Diante do debate que tem se colocado a arena pública nos últimos dias em torno da inclusão ou não da pauta de gênero nos planos estaduais e municipais de educação, a comunidade científica em geral e antropológica em particular vem se manifestar para tornar clara a importância do “gênero” como categoria analítica e política, que complexifica as diferenças e, mais que isso, coloca em pauta as desigualdades em torno do par masculino/feminino. A nota que se segue, assinada pelo coletivo ASA, é, assim, instrumento de conhecimento (para a comunidade científica e para a sociedade civil) e também instrumento político da maior importância, já que se opõe de maneira veemente aos retrocessos nas políticas de direito à diferença.
Manifesto Pela Igualdade de Gênero na Educação
Manifesto pela igualdade de gênero na educação:
por uma escola democrática, inclusiva e sem censuras.
Enquanto grupos de pesquisas, instituições científicas e de promoção de direitos civis,
as instituições abaixo assinadas vêm a público manifestar repúdio à forma deliberadamente
distorcida que o conceito de gênero tem sido tratado nas discussões públicas e denunciar a
tentativa de grupos conservadores de instaurar um pânico social, banir a noção de “igualdade
de gênero” do debate educacional e reificar as desigualdades e violências sofridas por homens
e mulheres no espaço escolar.

━━━

• [Tarefas a realizar]:
a: Traduza para o inglês a seguinte frase do trecho selecionado: "A nota que se segue, assinada pelo coletivo ASA, é, assim, instrumento de conhecimento (para a comunidade científica e para a sociedade civil) e também instrumento político da maior importância, já que se opõe de maneira veemente aos retrocessos nas políticas de direito à diferença."
b: Transcreva do trecho selecionado a passagem que começa nas palavras "Diante do debate" e termina logo após "e sem censuras.".

• [Material fornecido]:
━━━

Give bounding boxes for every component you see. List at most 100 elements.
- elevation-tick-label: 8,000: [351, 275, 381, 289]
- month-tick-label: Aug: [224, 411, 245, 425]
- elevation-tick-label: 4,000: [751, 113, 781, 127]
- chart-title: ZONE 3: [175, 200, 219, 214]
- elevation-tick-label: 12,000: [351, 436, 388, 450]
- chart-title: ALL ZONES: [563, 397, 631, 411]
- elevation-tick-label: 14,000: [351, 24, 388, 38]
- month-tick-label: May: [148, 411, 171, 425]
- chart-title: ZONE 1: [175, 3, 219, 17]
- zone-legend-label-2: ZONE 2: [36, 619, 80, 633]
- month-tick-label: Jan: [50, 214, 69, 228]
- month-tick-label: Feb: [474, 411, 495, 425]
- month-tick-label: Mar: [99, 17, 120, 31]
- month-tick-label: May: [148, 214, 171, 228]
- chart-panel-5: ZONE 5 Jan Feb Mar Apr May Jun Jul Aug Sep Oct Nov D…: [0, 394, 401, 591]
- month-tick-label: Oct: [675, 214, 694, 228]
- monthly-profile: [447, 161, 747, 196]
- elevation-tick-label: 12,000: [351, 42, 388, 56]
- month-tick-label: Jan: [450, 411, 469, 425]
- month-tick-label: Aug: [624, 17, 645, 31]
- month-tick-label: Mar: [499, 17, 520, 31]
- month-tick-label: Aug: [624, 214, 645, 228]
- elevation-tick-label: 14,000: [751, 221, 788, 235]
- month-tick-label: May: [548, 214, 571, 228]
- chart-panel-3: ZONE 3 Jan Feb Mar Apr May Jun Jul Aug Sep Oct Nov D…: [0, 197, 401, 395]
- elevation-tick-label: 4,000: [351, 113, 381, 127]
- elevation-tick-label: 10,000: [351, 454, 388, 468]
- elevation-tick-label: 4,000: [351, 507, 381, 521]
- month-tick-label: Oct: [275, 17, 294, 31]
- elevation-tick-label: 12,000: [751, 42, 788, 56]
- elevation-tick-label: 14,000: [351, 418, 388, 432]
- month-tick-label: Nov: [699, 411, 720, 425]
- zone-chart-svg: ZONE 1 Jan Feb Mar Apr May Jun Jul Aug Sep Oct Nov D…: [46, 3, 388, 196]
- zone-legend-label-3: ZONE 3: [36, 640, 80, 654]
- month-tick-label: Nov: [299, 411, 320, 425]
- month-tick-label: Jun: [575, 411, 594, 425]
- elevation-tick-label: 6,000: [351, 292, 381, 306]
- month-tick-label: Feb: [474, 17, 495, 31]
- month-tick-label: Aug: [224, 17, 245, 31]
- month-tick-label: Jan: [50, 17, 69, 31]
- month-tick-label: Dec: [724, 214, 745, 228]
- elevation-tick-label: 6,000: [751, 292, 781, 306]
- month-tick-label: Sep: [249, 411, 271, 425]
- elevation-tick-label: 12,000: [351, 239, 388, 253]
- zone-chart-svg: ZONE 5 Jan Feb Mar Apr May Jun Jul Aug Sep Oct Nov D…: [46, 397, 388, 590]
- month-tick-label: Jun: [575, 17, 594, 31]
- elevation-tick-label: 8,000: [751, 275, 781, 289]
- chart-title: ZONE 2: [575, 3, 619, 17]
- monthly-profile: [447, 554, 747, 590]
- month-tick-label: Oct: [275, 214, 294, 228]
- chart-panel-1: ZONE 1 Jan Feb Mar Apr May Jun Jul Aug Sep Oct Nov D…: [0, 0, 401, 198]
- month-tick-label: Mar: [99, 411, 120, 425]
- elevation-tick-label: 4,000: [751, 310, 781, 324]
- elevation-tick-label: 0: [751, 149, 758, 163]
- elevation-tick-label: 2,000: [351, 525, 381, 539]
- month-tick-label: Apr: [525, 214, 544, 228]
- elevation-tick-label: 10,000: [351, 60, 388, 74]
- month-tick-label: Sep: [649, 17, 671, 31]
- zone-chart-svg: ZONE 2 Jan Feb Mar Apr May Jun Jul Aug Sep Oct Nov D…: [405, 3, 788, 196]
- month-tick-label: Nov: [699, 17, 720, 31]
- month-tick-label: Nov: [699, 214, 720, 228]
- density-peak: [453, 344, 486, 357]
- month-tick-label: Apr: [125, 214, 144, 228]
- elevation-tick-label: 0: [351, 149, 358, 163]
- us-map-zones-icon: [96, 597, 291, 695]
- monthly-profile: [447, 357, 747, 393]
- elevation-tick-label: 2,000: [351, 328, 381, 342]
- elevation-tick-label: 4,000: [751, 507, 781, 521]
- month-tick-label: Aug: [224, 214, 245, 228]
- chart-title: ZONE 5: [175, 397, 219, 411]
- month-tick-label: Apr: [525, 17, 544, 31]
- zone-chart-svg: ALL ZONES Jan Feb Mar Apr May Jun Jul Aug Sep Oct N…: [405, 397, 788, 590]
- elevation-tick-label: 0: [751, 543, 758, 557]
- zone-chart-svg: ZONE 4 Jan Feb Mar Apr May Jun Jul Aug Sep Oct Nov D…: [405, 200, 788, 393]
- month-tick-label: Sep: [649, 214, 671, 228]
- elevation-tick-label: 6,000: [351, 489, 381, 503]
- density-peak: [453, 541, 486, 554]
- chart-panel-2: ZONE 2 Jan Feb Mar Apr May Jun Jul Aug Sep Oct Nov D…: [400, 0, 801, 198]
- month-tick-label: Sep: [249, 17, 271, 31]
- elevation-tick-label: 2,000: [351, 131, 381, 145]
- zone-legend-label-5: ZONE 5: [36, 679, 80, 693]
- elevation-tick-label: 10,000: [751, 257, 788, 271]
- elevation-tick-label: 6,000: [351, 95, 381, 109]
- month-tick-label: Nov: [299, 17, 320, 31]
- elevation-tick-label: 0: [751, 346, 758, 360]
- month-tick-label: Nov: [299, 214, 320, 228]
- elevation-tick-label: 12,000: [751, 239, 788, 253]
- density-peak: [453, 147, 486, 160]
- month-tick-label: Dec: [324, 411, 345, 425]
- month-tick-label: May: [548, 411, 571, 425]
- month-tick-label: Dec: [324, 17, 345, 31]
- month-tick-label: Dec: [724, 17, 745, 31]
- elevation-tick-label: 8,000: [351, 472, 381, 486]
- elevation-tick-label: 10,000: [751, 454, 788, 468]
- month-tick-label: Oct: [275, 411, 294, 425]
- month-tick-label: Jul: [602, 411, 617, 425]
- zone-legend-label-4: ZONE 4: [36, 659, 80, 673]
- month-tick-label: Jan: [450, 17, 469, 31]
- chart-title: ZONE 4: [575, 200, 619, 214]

━━━

• [Soluções dos problemas]:
a: The note that follows, signed by the ASA collective, is thus an instrument of knowledge (for the scientific community and for civil society) and also a political instrument of the utmost importance, since it vehemently opposes the setbacks in policies on the right to difference.

b:
Diante do debate que tem se colocado a arena pública nos últimos dias em torno da inclusão ou não da pauta de gênero nos planos estaduais e municipais de educação, a comunidade científica em geral e antropológica em particular vem se manifestar para tornar clara a importância do “gênero” como categoria analítica e política, que complexifica as diferenças e, mais que isso, coloca em pauta as desigualdades em torno do par masculino/feminino. A nota que se segue, assinada pelo coletivo ASA, é, assim, instrumento de conhecimento (para a comunidade científica e para a sociedade civil) e também instrumento político da maior importância, já que se opõe de maneira veemente aos retrocessos nas políticas de direito à diferença.
Manifesto Pela Igualdade de Gênero na Educação
Manifesto pela igualdade de gênero na educação:
por uma escola democrática, inclusiva e sem censuras.